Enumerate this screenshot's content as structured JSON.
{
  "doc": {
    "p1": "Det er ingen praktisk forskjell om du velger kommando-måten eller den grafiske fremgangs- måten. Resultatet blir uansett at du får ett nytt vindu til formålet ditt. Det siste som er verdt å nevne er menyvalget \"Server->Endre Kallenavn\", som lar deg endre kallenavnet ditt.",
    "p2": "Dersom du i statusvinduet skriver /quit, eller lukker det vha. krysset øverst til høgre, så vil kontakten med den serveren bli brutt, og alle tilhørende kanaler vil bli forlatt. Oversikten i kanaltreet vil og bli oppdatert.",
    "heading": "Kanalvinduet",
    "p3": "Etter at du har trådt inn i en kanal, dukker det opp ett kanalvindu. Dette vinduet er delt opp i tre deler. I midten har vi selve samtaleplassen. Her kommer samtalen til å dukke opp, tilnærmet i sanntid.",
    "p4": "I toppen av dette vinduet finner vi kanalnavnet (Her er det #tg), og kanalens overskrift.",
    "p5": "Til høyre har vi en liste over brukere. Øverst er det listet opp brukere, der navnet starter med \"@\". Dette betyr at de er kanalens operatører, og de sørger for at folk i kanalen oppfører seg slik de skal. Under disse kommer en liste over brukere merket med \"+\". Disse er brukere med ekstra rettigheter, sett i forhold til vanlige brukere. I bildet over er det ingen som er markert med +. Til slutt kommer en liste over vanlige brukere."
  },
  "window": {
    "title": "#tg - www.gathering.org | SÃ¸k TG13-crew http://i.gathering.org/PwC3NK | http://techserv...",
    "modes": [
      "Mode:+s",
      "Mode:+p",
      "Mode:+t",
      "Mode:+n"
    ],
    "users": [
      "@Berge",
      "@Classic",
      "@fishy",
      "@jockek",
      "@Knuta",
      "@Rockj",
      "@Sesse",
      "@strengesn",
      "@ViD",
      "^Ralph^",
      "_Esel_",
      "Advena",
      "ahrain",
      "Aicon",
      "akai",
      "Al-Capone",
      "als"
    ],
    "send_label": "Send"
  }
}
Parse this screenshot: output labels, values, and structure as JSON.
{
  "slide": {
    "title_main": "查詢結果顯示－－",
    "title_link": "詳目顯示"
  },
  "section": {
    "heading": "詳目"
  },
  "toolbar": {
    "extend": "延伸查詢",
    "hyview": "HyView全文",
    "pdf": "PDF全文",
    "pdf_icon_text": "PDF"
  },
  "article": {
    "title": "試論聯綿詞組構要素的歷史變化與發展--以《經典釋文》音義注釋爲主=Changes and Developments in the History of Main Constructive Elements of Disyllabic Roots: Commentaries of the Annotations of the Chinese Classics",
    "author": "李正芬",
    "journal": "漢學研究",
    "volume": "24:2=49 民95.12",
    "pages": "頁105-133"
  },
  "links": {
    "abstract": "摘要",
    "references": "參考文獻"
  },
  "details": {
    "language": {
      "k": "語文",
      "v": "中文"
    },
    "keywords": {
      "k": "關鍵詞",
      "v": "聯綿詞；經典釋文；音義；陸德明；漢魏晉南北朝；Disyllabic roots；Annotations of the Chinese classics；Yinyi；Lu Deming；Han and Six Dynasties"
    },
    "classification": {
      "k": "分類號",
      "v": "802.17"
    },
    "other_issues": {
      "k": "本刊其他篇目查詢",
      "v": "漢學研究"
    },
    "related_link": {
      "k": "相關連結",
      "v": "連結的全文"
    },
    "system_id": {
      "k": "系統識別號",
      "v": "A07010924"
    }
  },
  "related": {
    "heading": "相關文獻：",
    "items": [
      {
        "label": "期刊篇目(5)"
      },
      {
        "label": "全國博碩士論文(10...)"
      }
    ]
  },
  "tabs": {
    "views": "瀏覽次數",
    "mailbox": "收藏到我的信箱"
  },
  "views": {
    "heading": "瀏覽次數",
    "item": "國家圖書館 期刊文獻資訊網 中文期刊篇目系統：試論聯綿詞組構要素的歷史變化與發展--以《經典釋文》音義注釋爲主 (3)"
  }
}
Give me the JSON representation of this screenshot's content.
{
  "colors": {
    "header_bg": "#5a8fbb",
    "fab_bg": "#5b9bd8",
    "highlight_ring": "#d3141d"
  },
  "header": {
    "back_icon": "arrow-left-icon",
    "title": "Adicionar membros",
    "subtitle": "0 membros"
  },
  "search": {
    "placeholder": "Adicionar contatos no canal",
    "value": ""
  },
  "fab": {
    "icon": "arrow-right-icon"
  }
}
= = =
* **EXERCISE REQUIREMENTS**: Pull out every line above that holds the word "Adicionar".

* **ANSWER BELOW**:
    "title": "Adicionar membros",
    "placeholder": "Adicionar contatos no canal",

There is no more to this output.